* start Data records *

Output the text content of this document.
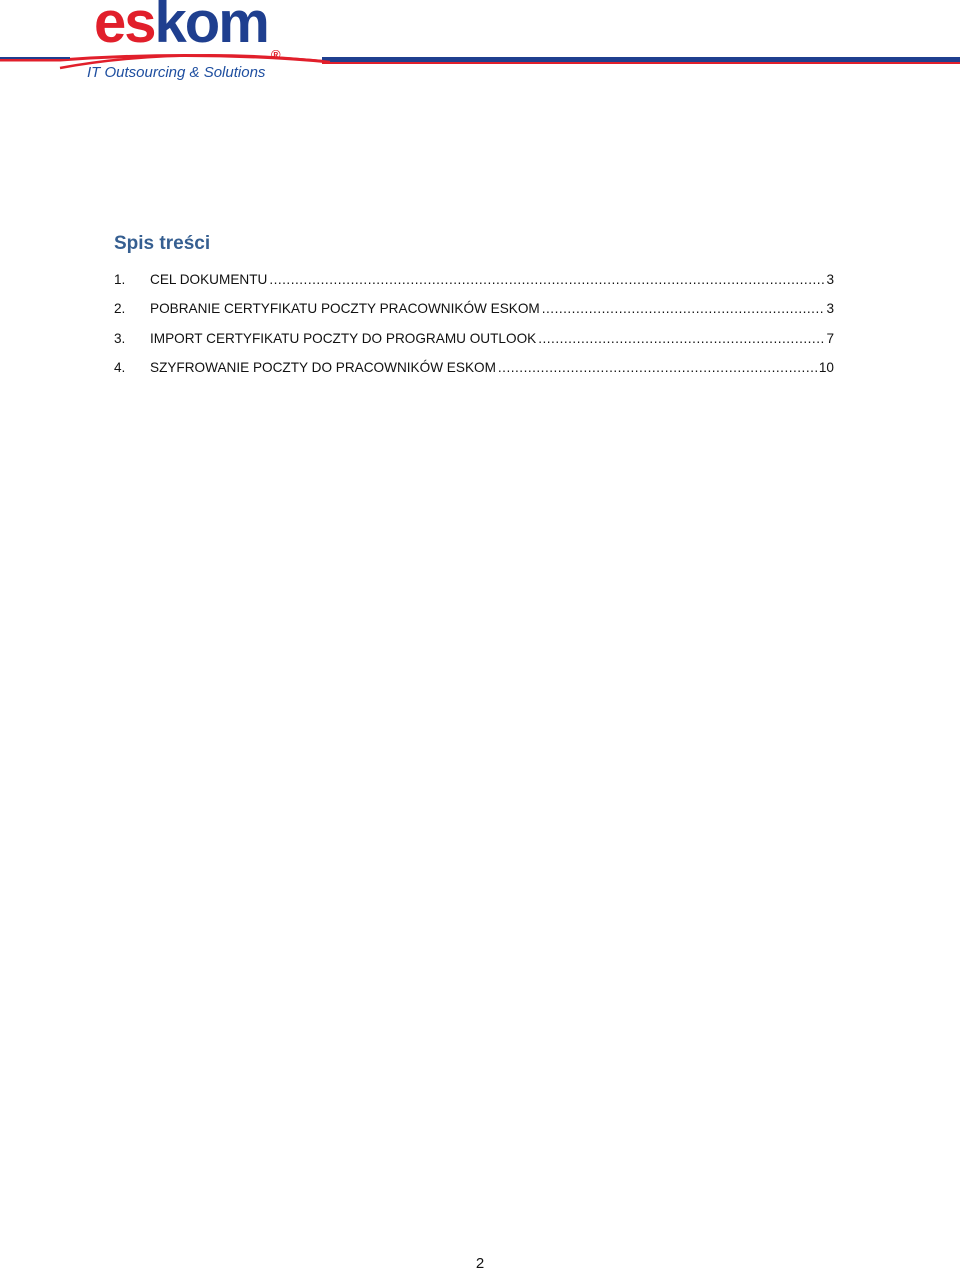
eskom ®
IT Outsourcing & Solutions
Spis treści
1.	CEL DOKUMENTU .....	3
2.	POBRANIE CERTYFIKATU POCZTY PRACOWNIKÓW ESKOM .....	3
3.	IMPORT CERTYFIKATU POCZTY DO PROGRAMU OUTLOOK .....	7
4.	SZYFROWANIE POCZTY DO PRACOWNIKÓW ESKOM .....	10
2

* end Data records *

■ Request
Drop the pictures and reproduce the rest of the entries above exactly.

■ Task result
Output the text content of this document.
eskom ®
IT Outsourcing & Solutions
Spis treści
1.	CEL DOKUMENTU .....	3
2.	POBRANIE CERTYFIKATU POCZTY PRACOWNIKÓW ESKOM .....	3
3.	IMPORT CERTYFIKATU POCZTY DO PROGRAMU OUTLOOK .....	7
4.	SZYFROWANIE POCZTY DO PRACOWNIKÓW ESKOM .....	10
2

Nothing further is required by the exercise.